→ **SHORT EXERCISE**
Copy every line of the data in which the word "Efficiency" occurs.
begin
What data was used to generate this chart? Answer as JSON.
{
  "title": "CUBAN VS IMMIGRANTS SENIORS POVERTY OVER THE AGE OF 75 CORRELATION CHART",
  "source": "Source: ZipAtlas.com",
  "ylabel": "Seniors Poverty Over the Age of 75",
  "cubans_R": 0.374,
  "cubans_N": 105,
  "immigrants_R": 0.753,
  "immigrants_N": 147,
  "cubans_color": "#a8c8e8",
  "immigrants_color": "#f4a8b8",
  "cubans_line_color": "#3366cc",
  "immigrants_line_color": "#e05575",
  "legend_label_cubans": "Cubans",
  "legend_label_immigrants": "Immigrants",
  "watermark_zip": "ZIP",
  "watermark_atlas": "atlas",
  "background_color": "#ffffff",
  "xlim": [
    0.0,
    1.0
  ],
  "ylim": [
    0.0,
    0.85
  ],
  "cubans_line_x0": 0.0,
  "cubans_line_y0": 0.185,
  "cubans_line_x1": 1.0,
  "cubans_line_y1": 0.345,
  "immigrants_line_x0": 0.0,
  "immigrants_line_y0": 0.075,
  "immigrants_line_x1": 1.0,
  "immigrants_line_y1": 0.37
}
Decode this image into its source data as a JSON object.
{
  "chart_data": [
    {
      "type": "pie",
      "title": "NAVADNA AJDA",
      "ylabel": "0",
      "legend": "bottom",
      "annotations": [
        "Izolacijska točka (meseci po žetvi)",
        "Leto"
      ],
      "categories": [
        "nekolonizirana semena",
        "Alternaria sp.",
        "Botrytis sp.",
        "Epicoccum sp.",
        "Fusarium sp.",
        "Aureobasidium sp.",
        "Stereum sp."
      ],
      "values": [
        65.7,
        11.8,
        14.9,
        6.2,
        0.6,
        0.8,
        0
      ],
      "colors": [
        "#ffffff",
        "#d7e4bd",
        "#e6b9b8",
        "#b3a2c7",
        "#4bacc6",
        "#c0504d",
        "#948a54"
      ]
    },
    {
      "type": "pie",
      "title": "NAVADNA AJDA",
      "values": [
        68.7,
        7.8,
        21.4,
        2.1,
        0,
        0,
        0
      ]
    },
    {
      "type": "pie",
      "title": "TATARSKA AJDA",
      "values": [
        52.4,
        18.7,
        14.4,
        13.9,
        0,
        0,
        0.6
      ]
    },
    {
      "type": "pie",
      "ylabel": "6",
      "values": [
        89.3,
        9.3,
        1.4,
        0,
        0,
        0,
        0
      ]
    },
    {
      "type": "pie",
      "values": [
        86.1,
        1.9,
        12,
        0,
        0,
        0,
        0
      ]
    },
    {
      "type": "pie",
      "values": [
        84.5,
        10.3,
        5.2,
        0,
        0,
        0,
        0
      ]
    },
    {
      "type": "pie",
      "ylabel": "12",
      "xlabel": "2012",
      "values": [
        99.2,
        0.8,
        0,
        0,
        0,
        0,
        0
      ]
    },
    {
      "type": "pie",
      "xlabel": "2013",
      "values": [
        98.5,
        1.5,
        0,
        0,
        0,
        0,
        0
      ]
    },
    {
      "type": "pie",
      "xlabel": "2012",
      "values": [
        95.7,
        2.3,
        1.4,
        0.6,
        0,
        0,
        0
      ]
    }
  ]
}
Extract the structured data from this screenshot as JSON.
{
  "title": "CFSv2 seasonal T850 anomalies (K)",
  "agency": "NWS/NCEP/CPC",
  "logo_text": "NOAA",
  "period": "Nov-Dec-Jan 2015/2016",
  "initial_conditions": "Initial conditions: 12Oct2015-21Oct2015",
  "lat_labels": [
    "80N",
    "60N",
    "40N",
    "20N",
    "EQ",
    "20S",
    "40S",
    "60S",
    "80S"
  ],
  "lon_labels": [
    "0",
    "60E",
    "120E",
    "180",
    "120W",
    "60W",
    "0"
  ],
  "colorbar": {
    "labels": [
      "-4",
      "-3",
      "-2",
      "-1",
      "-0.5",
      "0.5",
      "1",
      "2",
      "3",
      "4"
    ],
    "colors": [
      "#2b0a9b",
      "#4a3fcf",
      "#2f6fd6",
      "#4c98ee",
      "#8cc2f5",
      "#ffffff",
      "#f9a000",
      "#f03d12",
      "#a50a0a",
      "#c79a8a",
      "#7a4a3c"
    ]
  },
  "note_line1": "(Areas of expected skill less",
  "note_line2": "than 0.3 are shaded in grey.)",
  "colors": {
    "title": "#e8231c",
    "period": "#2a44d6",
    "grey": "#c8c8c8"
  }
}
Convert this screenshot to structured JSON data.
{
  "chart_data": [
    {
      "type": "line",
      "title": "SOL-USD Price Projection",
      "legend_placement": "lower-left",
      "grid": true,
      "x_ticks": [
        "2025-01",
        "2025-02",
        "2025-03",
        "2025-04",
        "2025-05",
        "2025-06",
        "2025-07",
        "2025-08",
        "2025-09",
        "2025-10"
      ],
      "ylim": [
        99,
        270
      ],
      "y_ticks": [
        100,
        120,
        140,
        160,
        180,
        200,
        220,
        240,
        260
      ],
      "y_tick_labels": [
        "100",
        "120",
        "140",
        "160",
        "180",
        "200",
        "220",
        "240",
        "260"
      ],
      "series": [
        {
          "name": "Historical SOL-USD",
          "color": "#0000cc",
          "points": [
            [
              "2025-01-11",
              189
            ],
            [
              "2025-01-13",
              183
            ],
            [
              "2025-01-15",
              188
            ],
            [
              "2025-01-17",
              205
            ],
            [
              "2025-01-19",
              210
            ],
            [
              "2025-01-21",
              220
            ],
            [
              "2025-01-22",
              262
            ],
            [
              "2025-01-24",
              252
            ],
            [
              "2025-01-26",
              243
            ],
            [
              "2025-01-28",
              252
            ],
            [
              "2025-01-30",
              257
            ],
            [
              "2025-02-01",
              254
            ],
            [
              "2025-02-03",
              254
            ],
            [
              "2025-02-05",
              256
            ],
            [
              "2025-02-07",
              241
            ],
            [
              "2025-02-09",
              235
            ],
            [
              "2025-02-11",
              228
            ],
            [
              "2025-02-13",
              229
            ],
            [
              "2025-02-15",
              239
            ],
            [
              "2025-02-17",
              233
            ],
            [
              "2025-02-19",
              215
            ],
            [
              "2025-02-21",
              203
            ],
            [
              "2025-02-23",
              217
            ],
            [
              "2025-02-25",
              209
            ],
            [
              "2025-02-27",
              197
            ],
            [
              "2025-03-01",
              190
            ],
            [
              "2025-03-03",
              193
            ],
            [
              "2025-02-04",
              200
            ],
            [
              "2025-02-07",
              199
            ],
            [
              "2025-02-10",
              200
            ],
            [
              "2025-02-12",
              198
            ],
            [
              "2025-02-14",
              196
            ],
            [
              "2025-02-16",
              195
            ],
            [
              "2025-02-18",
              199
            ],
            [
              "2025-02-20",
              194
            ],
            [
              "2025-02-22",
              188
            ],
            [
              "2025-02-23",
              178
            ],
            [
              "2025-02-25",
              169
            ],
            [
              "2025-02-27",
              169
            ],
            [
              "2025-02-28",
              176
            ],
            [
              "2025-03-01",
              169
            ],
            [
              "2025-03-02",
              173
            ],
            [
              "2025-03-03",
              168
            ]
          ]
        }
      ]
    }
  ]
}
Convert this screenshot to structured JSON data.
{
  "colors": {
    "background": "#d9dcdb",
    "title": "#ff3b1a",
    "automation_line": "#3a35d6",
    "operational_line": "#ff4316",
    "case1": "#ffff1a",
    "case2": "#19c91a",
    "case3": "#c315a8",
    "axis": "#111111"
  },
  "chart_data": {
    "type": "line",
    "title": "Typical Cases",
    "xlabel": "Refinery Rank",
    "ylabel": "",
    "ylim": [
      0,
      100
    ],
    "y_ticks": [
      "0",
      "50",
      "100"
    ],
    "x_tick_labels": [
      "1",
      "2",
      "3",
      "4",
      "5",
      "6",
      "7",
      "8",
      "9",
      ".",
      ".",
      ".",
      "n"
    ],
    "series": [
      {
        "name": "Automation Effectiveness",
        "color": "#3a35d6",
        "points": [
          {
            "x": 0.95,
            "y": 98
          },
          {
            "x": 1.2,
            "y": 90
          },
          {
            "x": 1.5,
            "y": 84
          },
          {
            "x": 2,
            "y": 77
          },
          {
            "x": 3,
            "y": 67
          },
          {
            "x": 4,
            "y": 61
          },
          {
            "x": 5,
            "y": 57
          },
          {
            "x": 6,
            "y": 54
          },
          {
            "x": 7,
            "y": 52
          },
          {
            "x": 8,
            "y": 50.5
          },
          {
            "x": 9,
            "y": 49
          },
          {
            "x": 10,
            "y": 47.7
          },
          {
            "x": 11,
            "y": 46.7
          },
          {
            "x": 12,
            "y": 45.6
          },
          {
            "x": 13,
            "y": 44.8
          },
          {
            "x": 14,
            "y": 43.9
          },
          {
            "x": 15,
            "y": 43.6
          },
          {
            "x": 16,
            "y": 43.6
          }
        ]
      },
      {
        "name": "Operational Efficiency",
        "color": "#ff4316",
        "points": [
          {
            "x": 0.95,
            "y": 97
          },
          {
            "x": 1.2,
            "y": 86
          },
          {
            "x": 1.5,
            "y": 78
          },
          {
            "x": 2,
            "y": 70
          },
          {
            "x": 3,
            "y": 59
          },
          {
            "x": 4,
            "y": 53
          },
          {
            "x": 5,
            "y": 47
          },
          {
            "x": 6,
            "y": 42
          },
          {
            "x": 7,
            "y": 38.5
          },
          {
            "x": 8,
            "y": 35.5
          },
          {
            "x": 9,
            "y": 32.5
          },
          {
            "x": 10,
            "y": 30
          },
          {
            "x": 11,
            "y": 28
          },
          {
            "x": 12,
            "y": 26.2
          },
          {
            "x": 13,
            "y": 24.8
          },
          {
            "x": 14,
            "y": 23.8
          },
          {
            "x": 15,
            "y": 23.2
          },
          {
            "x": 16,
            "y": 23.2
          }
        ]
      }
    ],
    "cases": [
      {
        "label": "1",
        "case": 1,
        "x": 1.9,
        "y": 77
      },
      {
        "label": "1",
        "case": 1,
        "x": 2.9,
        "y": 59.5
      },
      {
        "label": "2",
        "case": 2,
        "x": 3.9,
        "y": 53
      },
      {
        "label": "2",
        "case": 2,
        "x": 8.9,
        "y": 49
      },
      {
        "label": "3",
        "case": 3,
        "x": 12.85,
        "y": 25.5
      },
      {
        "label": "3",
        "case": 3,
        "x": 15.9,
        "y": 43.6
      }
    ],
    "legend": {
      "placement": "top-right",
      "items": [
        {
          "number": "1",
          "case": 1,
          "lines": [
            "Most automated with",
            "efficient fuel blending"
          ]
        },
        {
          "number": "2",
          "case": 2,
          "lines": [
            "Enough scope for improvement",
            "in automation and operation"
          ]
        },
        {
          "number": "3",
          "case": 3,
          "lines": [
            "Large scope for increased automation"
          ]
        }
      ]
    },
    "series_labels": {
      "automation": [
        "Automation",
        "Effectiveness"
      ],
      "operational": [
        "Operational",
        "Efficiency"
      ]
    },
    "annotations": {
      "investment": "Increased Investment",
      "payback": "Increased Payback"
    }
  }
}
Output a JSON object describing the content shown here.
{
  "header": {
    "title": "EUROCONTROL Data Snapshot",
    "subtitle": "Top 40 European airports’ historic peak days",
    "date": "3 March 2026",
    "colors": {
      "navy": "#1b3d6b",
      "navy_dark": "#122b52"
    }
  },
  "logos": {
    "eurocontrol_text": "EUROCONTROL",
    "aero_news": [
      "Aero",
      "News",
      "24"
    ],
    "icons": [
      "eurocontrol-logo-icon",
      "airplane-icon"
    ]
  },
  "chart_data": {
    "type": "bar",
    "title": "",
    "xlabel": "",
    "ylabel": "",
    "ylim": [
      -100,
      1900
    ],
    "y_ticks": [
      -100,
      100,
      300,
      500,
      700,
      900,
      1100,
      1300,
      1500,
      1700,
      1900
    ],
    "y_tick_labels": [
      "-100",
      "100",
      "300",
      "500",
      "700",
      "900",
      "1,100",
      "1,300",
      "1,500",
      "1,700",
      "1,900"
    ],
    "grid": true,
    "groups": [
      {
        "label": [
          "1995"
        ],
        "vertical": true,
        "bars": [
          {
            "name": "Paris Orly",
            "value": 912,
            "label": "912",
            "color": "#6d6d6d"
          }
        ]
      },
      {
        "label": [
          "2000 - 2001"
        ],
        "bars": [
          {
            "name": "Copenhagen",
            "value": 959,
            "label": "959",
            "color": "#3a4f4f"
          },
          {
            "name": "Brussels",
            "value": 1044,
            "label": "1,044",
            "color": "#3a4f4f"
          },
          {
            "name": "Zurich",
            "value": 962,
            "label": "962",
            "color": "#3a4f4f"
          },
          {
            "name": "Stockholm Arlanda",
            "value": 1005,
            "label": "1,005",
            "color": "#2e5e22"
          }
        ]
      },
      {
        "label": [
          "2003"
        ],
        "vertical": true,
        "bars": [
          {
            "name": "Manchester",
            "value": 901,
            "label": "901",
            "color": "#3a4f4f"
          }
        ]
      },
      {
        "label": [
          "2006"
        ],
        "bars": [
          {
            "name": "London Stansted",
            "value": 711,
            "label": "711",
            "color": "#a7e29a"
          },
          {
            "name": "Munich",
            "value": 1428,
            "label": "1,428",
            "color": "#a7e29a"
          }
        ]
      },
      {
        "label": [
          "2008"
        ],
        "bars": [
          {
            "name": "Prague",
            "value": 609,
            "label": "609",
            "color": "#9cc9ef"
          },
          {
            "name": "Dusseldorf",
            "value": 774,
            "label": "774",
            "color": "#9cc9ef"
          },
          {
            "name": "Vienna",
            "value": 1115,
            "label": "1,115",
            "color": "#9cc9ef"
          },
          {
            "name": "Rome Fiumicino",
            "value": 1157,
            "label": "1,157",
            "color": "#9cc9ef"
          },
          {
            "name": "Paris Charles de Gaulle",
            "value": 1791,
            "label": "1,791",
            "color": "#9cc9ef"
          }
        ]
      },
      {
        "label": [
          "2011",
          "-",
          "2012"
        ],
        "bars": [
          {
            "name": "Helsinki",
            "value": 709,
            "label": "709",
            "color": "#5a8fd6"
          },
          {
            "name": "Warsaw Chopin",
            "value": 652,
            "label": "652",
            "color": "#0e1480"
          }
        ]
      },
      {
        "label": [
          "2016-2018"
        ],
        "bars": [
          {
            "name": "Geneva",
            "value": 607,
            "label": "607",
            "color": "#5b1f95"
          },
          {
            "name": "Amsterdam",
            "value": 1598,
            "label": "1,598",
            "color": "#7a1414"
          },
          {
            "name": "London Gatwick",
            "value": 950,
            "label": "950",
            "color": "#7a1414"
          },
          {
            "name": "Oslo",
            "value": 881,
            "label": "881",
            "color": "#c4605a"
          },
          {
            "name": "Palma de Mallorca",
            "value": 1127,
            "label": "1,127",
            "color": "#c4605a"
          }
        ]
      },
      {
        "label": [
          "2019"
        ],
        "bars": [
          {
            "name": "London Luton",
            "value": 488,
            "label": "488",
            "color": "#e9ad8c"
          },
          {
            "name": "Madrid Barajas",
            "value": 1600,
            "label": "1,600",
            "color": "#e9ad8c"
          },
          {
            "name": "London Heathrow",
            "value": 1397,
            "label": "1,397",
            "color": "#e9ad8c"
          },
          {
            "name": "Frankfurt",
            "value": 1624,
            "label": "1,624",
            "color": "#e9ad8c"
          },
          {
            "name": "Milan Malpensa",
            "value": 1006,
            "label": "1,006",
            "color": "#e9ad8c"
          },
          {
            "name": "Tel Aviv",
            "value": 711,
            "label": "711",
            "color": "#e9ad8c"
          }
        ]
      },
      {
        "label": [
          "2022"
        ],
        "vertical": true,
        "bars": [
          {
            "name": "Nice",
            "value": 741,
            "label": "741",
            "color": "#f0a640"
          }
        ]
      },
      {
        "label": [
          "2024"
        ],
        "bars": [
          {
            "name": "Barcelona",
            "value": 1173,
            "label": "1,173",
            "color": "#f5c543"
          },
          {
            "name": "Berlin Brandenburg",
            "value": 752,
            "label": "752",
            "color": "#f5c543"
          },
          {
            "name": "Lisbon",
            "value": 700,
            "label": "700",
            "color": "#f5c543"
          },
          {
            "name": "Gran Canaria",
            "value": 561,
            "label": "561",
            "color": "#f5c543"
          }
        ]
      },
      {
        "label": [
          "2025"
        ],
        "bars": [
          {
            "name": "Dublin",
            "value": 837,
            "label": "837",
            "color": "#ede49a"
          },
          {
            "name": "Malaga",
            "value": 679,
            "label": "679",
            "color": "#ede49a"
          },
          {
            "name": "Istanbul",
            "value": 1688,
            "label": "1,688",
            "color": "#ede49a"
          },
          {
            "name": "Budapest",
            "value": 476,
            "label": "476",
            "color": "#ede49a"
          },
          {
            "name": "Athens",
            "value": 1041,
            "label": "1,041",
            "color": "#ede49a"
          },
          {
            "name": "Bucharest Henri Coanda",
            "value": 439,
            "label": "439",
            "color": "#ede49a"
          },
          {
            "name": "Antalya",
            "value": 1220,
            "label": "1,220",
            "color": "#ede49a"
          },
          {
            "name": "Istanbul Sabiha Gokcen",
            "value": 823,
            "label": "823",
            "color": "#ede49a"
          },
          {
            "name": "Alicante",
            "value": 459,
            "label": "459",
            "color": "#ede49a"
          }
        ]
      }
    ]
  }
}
end
→ **CORRECT RESPONSE**
        "name": "Operational Efficiency",
        "Efficiency"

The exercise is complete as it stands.